Work to be completed:
In the listing below, locate the lines bearing the word "испытаний". Copy every one of them.

The input:
** START **

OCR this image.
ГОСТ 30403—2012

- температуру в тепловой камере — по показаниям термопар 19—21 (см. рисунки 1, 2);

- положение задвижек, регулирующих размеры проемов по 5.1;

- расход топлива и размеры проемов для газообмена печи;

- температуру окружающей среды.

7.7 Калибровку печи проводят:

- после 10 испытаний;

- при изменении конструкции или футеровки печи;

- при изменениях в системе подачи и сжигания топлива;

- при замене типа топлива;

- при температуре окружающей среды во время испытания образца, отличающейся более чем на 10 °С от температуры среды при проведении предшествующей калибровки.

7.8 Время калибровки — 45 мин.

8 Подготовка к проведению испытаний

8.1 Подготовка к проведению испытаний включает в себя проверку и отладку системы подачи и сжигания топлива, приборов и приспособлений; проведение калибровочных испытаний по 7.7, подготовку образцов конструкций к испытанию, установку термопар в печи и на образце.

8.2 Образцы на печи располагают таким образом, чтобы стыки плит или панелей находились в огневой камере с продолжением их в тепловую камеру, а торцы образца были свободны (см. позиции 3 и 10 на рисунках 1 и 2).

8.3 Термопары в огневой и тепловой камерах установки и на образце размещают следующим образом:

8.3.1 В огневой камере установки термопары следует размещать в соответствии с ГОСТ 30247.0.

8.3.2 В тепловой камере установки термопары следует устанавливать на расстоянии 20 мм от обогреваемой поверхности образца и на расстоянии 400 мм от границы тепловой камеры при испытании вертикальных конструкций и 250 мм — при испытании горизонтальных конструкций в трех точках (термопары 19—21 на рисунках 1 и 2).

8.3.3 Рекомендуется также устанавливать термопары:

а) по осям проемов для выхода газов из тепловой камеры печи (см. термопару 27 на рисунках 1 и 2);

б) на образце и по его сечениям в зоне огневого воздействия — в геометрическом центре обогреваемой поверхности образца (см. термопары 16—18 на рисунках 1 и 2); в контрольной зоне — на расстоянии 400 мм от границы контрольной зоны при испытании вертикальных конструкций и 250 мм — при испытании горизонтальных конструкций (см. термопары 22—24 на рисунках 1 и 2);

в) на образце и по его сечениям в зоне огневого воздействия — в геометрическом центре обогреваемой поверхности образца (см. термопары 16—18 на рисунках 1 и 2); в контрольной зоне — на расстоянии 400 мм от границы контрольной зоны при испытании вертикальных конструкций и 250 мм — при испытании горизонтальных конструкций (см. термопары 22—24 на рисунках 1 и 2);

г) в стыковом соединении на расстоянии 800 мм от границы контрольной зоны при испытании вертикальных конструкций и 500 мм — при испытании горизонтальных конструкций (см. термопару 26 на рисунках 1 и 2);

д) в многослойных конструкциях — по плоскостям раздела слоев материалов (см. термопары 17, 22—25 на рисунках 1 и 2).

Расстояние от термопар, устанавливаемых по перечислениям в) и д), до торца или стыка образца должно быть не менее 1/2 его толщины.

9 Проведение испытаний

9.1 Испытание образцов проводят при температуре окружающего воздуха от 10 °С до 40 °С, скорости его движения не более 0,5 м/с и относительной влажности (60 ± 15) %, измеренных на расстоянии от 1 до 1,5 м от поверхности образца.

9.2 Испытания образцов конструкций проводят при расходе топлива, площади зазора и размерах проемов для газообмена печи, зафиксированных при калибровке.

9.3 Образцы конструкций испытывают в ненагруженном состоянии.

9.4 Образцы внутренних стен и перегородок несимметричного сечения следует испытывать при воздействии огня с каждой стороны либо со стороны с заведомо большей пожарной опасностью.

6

** END **

Final result:
- после 10 испытаний;
8 Подготовка к проведению испытаний
8.1 Подготовка к проведению испытаний включает в себя проверку и отладку системы подачи и сжигания топлива, приборов и приспособлений; проведение калибровочных испытаний по 7.7, подготовку образцов конструкций к испытанию, установку термопар в печи и на образце.
9 Проведение испытаний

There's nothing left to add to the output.